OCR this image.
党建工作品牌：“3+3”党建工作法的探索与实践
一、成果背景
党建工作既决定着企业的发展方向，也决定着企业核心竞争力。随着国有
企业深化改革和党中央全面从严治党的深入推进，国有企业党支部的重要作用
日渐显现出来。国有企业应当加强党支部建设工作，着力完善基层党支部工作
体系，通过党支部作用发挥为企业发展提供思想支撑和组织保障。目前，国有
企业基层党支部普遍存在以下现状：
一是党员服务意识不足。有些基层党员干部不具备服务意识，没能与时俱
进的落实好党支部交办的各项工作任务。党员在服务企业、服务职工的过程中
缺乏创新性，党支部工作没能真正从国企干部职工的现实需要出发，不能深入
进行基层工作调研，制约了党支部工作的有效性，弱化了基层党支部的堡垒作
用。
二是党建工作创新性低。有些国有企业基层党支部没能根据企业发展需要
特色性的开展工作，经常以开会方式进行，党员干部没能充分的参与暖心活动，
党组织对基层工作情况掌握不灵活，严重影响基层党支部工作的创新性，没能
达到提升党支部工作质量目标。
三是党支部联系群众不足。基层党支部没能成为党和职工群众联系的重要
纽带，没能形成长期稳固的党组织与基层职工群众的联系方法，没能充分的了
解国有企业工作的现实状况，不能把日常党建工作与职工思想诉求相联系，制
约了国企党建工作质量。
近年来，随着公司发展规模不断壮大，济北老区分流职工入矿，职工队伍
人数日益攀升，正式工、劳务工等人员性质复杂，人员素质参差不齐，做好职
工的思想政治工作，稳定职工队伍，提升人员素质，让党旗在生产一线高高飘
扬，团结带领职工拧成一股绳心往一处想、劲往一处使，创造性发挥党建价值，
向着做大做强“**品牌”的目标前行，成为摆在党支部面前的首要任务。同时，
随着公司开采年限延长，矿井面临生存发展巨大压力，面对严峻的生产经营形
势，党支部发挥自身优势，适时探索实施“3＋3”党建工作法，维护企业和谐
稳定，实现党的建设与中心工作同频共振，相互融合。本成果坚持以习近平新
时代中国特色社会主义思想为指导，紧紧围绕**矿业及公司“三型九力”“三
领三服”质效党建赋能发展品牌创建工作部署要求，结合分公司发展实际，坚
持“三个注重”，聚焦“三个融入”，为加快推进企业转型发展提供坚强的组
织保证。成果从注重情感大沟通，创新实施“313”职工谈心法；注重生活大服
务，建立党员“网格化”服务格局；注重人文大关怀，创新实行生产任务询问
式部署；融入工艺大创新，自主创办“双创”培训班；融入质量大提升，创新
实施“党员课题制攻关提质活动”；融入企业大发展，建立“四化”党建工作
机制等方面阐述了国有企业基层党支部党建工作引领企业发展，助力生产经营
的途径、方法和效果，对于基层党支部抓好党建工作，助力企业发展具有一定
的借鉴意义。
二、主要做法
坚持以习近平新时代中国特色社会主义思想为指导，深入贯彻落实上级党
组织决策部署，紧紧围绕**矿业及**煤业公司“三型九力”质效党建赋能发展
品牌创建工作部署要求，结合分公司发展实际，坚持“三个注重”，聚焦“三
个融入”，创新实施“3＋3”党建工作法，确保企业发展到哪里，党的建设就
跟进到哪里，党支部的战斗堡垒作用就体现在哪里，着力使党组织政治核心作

▸ **TO BE DONE**:
Take every line that includes the string "三个注重" and copy it.

▸ **WRITTEN ANSWER**:
持“三个注重”，聚焦“三个融入”，为加快推进企业转型发展提供坚强的组
品牌创建工作部署要求，结合分公司发展实际，坚持“三个注重”，聚焦“三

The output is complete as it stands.